# Exercise details
Output every entry exactly as given.

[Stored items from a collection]
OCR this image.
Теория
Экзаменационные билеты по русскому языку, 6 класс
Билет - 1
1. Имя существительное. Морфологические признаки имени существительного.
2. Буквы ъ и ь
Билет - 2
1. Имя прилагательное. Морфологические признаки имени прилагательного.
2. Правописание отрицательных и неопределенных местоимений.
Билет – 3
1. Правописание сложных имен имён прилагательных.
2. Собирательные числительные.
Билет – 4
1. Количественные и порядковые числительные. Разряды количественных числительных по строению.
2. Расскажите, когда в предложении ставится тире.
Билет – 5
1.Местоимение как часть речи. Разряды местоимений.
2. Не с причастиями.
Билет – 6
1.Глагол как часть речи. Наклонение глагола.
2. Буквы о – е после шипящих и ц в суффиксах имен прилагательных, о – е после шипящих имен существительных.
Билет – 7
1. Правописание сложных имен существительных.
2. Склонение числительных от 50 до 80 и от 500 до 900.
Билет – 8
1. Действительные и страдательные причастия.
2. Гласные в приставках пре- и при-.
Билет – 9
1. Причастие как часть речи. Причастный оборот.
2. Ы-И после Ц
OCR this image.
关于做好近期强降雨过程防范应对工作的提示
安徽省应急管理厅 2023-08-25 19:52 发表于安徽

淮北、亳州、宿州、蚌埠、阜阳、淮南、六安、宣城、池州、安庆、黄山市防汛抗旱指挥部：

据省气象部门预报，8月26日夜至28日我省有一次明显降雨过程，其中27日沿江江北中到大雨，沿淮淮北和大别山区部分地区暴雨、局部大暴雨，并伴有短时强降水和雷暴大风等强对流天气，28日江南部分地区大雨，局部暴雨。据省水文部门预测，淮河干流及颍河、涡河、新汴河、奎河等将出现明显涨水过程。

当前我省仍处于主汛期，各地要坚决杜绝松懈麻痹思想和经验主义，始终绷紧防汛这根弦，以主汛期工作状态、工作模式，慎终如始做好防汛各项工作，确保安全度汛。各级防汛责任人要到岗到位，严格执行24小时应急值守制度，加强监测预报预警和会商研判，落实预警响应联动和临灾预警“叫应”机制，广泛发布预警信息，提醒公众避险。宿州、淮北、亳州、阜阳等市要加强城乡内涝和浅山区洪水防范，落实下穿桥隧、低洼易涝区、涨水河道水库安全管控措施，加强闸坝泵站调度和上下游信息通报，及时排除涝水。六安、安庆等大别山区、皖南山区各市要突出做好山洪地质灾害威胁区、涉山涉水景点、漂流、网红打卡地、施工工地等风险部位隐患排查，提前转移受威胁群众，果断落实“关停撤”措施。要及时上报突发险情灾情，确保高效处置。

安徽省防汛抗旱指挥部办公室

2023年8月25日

# Written solution
OCR this image.
Теория
Экзаменационные билеты по русскому языку, 6 класс
Билет - 1
1. Имя существительное. Морфологические признаки имени существительного.
2. Буквы ъ и ь
Билет - 2
1. Имя прилагательное. Морфологические признаки имени прилагательного.
2. Правописание отрицательных и неопределенных местоимений.
Билет – 3
1. Правописание сложных имен имён прилагательных.
2. Собирательные числительные.
Билет – 4
1. Количественные и порядковые числительные. Разряды количественных числительных по строению.
2. Расскажите, когда в предложении ставится тире.
Билет – 5
1.Местоимение как часть речи. Разряды местоимений.
2. Не с причастиями.
Билет – 6
1.Глагол как часть речи. Наклонение глагола.
2. Буквы о – е после шипящих и ц в суффиксах имен прилагательных, о – е после шипящих имен существительных.
Билет – 7
1. Правописание сложных имен существительных.
2. Склонение числительных от 50 до 80 и от 500 до 900.
Билет – 8
1. Действительные и страдательные причастия.
2. Гласные в приставках пре- и при-.
Билет – 9
1. Причастие как часть речи. Причастный оборот.
2. Ы-И после Ц
OCR this image.
关于做好近期强降雨过程防范应对工作的提示
安徽省应急管理厅 2023-08-25 19:52 发表于安徽

淮北、亳州、宿州、蚌埠、阜阳、淮南、六安、宣城、池州、安庆、黄山市防汛抗旱指挥部：

据省气象部门预报，8月26日夜至28日我省有一次明显降雨过程，其中27日沿江江北中到大雨，沿淮淮北和大别山区部分地区暴雨、局部大暴雨，并伴有短时强降水和雷暴大风等强对流天气，28日江南部分地区大雨，局部暴雨。据省水文部门预测，淮河干流及颍河、涡河、新汴河、奎河等将出现明显涨水过程。

当前我省仍处于主汛期，各地要坚决杜绝松懈麻痹思想和经验主义，始终绷紧防汛这根弦，以主汛期工作状态、工作模式，慎终如始做好防汛各项工作，确保安全度汛。各级防汛责任人要到岗到位，严格执行24小时应急值守制度，加强监测预报预警和会商研判，落实预警响应联动和临灾预警“叫应”机制，广泛发布预警信息，提醒公众避险。宿州、淮北、亳州、阜阳等市要加强城乡内涝和浅山区洪水防范，落实下穿桥隧、低洼易涝区、涨水河道水库安全管控措施，加强闸坝泵站调度和上下游信息通报，及时排除涝水。六安、安庆等大别山区、皖南山区各市要突出做好山洪地质灾害威胁区、涉山涉水景点、漂流、网红打卡地、施工工地等风险部位隐患排查，提前转移受威胁群众，果断落实“关停撤”措施。要及时上报突发险情灾情，确保高效处置。

安徽省防汛抗旱指挥部办公室

2023年8月25日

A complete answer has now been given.